What you need to do
The records below are to be repeated in full, exactly as they are.

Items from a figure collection
════

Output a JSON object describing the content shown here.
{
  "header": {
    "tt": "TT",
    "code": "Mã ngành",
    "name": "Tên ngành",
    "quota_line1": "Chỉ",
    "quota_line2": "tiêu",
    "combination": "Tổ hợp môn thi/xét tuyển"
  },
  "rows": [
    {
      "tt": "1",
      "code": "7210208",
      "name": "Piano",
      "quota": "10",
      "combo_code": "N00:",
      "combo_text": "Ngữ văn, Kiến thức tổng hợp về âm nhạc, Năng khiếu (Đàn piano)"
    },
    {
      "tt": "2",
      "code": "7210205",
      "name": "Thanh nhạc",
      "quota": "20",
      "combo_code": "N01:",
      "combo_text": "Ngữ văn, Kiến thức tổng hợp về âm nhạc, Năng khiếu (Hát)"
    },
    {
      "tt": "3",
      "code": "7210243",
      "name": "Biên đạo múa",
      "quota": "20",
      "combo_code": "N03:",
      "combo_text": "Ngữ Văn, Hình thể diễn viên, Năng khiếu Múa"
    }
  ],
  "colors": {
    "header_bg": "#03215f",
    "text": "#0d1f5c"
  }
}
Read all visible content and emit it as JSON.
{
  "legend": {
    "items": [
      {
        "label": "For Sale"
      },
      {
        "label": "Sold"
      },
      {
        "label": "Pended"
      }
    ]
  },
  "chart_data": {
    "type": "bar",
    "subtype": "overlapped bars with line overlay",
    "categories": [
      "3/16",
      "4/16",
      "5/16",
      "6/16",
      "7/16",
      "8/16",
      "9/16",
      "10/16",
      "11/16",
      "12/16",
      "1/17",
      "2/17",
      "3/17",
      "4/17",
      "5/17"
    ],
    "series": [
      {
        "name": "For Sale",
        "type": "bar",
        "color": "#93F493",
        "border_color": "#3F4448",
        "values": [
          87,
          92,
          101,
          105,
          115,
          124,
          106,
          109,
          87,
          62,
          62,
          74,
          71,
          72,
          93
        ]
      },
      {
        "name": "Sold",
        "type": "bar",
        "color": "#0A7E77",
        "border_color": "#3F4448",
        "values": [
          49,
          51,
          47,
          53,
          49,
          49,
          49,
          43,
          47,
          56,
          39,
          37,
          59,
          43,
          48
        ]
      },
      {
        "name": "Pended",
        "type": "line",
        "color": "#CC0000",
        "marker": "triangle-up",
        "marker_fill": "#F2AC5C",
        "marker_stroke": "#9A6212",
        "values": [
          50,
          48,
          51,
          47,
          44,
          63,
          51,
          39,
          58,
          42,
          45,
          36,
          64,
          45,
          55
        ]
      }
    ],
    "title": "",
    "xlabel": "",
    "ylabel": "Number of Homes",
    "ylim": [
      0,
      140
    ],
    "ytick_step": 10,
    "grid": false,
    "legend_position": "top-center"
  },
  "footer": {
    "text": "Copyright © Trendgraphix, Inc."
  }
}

════

Task output
Output a JSON object describing the content shown here.
{
  "header": {
    "tt": "TT",
    "code": "Mã ngành",
    "name": "Tên ngành",
    "quota_line1": "Chỉ",
    "quota_line2": "tiêu",
    "combination": "Tổ hợp môn thi/xét tuyển"
  },
  "rows": [
    {
      "tt": "1",
      "code": "7210208",
      "name": "Piano",
      "quota": "10",
      "combo_code": "N00:",
      "combo_text": "Ngữ văn, Kiến thức tổng hợp về âm nhạc, Năng khiếu (Đàn piano)"
    },
    {
      "tt": "2",
      "code": "7210205",
      "name": "Thanh nhạc",
      "quota": "20",
      "combo_code": "N01:",
      "combo_text": "Ngữ văn, Kiến thức tổng hợp về âm nhạc, Năng khiếu (Hát)"
    },
    {
      "tt": "3",
      "code": "7210243",
      "name": "Biên đạo múa",
      "quota": "20",
      "combo_code": "N03:",
      "combo_text": "Ngữ Văn, Hình thể diễn viên, Năng khiếu Múa"
    }
  ],
  "colors": {
    "header_bg": "#03215f",
    "text": "#0d1f5c"
  }
}
Read all visible content and emit it as JSON.
{
  "legend": {
    "items": [
      {
        "label": "For Sale"
      },
      {
        "label": "Sold"
      },
      {
        "label": "Pended"
      }
    ]
  },
  "chart_data": {
    "type": "bar",
    "subtype": "overlapped bars with line overlay",
    "categories": [
      "3/16",
      "4/16",
      "5/16",
      "6/16",
      "7/16",
      "8/16",
      "9/16",
      "10/16",
      "11/16",
      "12/16",
      "1/17",
      "2/17",
      "3/17",
      "4/17",
      "5/17"
    ],
    "series": [
      {
        "name": "For Sale",
        "type": "bar",
        "color": "#93F493",
        "border_color": "#3F4448",
        "values": [
          87,
          92,
          101,
          105,
          115,
          124,
          106,
          109,
          87,
          62,
          62,
          74,
          71,
          72,
          93
        ]
      },
      {
        "name": "Sold",
        "type": "bar",
        "color": "#0A7E77",
        "border_color": "#3F4448",
        "values": [
          49,
          51,
          47,
          53,
          49,
          49,
          49,
          43,
          47,
          56,
          39,
          37,
          59,
          43,
          48
        ]
      },
      {
        "name": "Pended",
        "type": "line",
        "color": "#CC0000",
        "marker": "triangle-up",
        "marker_fill": "#F2AC5C",
        "marker_stroke": "#9A6212",
        "values": [
          50,
          48,
          51,
          47,
          44,
          63,
          51,
          39,
          58,
          42,
          45,
          36,
          64,
          45,
          55
        ]
      }
    ],
    "title": "",
    "xlabel": "",
    "ylabel": "Number of Homes",
    "ylim": [
      0,
      140
    ],
    "ytick_step": 10,
    "grid": false,
    "legend_position": "top-center"
  },
  "footer": {
    "text": "Copyright © Trendgraphix, Inc."
  }
}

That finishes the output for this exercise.